_Required task_
Count every line in the entries that contains "Convert". Report that count alone.

_Source material_
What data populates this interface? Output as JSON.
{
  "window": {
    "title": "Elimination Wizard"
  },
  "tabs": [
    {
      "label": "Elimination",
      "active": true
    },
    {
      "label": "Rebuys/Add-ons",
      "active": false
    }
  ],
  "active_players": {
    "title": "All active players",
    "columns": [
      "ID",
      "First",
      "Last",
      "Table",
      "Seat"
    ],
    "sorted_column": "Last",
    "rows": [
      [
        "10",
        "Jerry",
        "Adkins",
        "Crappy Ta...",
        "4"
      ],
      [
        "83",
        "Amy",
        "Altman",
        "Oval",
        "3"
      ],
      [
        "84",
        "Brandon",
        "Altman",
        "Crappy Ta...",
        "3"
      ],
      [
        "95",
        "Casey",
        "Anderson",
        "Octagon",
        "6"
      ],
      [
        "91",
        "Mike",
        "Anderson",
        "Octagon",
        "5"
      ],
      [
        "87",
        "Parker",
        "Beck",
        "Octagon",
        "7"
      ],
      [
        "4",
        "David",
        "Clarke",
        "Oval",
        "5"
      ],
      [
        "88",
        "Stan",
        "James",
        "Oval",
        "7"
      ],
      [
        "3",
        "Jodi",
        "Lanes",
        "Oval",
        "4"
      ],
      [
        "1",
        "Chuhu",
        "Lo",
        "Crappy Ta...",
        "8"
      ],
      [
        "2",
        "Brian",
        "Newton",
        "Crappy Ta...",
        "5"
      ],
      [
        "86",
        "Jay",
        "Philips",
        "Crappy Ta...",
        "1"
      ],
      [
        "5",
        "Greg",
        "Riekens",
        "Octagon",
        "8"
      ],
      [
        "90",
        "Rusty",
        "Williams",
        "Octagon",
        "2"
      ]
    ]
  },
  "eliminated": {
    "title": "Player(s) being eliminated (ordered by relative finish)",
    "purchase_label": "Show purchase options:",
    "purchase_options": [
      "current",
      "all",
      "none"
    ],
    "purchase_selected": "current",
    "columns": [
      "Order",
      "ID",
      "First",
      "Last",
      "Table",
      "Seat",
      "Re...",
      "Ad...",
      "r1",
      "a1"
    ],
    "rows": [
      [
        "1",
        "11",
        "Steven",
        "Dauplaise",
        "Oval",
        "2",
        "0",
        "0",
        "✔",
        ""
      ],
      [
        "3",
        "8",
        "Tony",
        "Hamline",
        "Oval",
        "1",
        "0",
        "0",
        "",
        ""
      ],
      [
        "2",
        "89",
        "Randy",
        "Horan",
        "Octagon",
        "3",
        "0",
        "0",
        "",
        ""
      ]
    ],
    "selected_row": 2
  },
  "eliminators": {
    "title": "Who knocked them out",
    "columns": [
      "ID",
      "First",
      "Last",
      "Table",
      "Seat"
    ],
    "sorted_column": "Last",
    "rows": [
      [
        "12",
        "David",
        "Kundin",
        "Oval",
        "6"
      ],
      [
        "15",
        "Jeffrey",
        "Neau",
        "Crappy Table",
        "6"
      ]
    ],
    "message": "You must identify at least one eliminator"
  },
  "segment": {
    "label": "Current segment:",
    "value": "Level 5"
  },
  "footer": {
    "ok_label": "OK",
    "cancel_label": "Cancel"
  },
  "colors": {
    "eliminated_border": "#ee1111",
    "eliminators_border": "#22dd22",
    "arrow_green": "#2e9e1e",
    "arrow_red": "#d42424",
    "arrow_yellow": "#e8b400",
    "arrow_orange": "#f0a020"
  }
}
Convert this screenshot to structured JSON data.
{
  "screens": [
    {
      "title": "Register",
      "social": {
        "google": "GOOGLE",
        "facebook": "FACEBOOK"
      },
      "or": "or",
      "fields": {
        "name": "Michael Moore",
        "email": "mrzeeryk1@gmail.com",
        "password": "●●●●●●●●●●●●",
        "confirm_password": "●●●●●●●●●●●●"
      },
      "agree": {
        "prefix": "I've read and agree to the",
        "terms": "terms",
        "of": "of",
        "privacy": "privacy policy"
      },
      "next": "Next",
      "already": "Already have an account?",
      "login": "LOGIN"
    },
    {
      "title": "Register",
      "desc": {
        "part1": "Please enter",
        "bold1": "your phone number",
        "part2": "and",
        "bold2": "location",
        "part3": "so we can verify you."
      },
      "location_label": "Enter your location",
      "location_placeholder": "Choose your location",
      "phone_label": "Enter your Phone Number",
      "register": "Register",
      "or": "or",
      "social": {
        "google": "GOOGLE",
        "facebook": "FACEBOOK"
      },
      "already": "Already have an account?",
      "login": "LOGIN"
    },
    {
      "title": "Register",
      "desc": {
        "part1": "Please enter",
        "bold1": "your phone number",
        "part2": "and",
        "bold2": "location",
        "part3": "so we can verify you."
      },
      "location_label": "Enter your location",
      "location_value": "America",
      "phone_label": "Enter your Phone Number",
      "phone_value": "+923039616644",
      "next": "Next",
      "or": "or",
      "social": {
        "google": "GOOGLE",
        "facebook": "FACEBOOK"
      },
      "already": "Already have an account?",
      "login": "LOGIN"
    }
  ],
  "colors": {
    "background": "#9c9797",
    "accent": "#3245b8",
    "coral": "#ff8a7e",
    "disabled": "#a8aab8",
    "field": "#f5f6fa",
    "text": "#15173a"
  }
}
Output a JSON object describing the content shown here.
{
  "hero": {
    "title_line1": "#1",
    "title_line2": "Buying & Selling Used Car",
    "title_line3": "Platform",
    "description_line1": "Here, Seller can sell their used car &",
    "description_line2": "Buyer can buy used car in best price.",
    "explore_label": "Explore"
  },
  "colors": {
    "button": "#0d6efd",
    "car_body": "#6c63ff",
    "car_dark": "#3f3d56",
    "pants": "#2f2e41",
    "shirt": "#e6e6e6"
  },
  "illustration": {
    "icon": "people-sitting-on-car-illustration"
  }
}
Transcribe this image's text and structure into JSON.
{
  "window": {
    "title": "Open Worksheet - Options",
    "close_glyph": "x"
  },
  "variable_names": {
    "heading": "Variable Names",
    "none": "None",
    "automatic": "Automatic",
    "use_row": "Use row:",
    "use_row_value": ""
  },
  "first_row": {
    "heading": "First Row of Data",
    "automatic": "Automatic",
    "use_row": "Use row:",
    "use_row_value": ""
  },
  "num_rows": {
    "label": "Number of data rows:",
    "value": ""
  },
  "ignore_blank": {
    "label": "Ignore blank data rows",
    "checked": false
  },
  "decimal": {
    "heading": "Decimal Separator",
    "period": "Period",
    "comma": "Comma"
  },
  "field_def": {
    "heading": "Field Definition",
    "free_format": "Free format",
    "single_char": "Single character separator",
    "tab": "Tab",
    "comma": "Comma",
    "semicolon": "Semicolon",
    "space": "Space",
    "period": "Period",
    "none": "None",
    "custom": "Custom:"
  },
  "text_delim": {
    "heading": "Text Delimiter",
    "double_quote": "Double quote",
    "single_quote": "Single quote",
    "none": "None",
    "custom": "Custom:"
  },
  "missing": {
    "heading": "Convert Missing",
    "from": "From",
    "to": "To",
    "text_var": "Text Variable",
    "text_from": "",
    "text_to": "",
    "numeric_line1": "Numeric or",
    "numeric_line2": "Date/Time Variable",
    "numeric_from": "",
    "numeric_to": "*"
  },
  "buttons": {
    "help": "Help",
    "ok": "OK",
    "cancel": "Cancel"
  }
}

_Finished task_
2